§ Exercise input:
- - -
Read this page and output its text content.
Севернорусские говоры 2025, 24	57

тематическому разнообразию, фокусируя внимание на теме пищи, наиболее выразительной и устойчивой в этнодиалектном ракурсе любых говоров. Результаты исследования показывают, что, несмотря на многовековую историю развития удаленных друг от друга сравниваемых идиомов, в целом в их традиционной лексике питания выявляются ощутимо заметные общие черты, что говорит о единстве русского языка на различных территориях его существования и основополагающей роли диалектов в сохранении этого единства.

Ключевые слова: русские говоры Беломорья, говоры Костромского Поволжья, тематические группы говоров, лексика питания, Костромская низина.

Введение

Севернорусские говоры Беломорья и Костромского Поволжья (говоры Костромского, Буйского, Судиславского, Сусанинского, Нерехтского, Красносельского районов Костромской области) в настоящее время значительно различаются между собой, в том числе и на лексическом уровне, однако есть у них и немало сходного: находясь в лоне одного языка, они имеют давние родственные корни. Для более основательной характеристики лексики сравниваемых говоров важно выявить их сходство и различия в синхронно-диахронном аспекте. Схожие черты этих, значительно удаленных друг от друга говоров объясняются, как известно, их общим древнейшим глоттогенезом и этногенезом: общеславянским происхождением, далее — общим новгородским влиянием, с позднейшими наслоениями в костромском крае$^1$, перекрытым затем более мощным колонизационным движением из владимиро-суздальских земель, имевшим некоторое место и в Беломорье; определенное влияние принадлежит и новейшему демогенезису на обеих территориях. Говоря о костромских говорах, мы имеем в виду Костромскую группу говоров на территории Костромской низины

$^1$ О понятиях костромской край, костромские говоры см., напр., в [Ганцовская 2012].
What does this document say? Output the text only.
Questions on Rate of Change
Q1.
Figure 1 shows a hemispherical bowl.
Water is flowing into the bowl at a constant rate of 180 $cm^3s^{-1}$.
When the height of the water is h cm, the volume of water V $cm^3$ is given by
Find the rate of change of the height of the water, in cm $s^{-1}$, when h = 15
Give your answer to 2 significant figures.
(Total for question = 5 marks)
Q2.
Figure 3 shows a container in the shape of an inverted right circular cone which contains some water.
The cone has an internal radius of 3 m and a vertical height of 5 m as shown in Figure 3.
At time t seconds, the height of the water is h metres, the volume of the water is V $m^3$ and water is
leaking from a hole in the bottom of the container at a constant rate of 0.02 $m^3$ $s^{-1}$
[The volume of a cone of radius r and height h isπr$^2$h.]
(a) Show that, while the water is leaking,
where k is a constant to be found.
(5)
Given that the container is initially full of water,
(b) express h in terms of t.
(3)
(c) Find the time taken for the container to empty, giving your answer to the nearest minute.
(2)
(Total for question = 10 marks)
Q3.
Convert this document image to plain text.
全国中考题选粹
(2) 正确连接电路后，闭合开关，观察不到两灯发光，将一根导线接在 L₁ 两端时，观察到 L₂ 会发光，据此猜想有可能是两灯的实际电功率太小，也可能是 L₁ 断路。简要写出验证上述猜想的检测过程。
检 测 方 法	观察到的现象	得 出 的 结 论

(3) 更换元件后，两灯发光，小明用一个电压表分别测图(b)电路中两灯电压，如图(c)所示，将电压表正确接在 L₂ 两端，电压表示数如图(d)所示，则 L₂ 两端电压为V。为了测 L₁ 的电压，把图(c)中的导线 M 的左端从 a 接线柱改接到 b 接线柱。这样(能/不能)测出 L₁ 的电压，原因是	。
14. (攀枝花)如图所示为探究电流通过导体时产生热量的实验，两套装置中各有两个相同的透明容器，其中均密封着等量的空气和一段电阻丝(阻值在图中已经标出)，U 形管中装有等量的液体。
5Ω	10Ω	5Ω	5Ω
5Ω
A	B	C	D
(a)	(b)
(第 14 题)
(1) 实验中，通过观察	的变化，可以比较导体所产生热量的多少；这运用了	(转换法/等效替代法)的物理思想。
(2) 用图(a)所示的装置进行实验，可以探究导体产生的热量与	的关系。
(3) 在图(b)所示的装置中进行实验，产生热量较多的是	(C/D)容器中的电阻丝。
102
- - -
§ Requirements:
Where does the word "leaking" appear in the listing? List each line that holds it.

§ Response:
leaking from a hole in the bottom of the container at a constant rate of 0.02 $m^3$ $s^{-1}$
(a) Show that, while the water is leaking,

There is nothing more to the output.